- Stated problem A
Set down the passage of the piece about unread books below from "The rush of" up to and including "does, the jerk.", word for word.

- Text section
The rush of good intentions that floated through your system atop the bubbles of New Year's champagne have fizzled out by now, and so you're left with them. You know what I mean - the big stack, lying there, staring at you, their disarrayed spines accusing you...make them stop! MAKE THEM STOP! The publishing industry is not, contrary to rumor, dead, thanks to people like you and your grand plans. This year I'm going to finally get around to reading X. I'm excited to expand my mind and my breadth of knowledge with Y. I need to show up Bob in accounting at the next office party by knowing Z better than he does, the jerk.
But good intentions won't get 3000 pages on the etymological history of entomological study read, now will it? Here's how you can put those books you've really been meaning to read to good use, and still get all that smug self-satisfaction you'd been hoping for, without ever having to put down The Case of the Gerbil in the Night.
Proust:
If you've only bought the first volume, stop now. Leave it out on your coffee table and, when guests say something infinitely witty, like "a little light reading, huh?" mention that you'd just been rereading the "Madeleine" scene, because really, the imagery there, the perfect crystallization of the act of remembering, it just gets to you. If you went whole hog already, leave out the 3rd or 4th tome instead, and respond with a "you know, I don't usually like reading literature biographically, but knowing that Albertine was really Albert just opens up the whole work." Since no one else has ever read Proust, either, there will never be any need to expound further. Between visits, it can double as a handy coaster.

- Stated problem B
Recast the lines of the entries below as a numbered list, from the first line of the entries up to and including the line with "nav-travel-books[interactable]: Travel Books", leaving out any blank lines.

- Given records
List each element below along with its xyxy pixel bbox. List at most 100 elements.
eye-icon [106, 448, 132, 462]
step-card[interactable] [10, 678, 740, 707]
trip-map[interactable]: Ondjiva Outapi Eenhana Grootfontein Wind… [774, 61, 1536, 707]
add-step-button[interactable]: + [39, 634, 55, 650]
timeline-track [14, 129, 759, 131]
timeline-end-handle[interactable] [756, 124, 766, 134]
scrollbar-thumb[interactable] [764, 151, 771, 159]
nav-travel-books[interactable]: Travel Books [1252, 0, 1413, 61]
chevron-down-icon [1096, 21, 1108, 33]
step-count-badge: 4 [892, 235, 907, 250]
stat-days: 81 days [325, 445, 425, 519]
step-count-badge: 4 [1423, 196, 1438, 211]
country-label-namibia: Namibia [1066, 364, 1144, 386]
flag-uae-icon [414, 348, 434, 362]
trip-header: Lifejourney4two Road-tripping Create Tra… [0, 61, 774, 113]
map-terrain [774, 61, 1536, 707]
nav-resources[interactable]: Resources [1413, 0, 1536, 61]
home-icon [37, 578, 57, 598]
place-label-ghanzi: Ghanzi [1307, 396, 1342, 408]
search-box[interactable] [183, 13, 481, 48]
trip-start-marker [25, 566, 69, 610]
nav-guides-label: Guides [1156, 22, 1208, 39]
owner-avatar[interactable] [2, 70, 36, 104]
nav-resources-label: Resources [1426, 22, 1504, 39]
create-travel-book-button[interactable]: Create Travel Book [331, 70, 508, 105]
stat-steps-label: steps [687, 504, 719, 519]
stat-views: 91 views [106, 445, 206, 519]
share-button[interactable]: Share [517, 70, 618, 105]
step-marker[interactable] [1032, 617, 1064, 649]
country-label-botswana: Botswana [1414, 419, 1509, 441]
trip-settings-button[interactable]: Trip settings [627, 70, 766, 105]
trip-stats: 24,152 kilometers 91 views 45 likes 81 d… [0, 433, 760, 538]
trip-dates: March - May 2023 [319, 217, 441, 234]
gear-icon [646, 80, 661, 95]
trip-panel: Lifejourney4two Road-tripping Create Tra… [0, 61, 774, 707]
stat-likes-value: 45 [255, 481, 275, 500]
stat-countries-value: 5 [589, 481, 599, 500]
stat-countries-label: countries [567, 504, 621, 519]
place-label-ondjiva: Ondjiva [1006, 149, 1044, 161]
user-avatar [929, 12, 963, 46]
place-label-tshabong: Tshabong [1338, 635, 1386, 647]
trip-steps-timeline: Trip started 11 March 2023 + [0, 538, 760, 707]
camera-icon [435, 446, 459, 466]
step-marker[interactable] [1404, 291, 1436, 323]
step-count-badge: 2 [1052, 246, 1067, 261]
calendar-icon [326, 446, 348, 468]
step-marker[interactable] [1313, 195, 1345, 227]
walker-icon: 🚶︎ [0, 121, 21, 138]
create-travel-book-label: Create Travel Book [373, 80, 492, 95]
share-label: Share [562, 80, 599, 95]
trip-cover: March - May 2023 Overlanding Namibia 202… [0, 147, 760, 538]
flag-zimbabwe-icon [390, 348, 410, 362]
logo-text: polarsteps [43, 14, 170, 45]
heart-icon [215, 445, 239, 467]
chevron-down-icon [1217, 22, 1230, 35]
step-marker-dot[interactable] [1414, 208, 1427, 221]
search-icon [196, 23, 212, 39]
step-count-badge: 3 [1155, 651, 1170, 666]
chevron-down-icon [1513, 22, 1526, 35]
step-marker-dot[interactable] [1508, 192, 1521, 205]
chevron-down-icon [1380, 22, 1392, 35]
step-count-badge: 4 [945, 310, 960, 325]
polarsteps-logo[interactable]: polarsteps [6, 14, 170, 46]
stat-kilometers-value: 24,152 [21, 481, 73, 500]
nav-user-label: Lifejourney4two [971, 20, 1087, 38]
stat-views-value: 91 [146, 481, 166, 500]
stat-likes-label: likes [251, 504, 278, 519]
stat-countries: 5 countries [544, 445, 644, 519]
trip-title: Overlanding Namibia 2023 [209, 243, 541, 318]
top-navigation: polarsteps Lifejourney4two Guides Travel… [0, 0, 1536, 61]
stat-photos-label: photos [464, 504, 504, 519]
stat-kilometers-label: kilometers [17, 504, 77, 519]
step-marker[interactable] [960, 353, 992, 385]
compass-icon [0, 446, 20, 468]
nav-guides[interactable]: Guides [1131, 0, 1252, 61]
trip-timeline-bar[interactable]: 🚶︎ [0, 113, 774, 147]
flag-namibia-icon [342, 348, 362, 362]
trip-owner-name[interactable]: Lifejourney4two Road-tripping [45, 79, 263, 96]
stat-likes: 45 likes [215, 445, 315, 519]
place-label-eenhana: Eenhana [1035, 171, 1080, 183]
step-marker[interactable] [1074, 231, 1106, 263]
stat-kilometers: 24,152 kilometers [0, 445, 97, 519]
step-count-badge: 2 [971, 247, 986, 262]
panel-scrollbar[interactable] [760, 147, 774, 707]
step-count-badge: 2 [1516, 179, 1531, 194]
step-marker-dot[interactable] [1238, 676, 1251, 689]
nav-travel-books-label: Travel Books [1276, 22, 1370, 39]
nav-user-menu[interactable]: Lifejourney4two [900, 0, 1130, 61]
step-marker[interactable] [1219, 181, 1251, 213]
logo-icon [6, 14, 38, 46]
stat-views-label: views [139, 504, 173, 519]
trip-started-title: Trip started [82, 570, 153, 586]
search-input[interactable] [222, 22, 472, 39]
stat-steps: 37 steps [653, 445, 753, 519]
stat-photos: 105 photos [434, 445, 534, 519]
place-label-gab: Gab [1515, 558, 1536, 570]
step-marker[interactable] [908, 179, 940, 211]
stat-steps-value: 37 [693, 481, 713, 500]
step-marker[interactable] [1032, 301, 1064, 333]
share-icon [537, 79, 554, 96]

- Correct answer A
The rush of good intentions that floated through your system atop the bubbles of New Year's champagne have fizzled out by now, and so you're left with them. You know what I mean - the big stack, lying there, staring at you, their disarrayed spines accusing you...make them stop! MAKE THEM STOP! The publishing industry is not, contrary to rumor, dead, thanks to people like you and your grand plans. This year I'm going to finally get around to reading X. I'm excited to expand my mind and my breadth of knowledge with Y. I need to show up Bob in accounting at the next office party by knowing Z better than he does, the jerk.

- Correct answer B
1. List each element below along with its xyxy pixel bbox. List at most 100 elements.
2. eye-icon [106, 448, 132, 462]
3. step-card[interactable] [10, 678, 740, 707]
4. trip-map[interactable]: Ondjiva Outapi Eenhana Grootfontein Wind… [774, 61, 1536, 707]
5. add-step-button[interactable]: + [39, 634, 55, 650]
6. timeline-track [14, 129, 759, 131]
7. timeline-end-handle[interactable] [756, 124, 766, 134]
8. scrollbar-thumb[interactable] [764, 151, 771, 159]
9. nav-travel-books[interactable]: Travel Books [1252, 0, 1413, 61]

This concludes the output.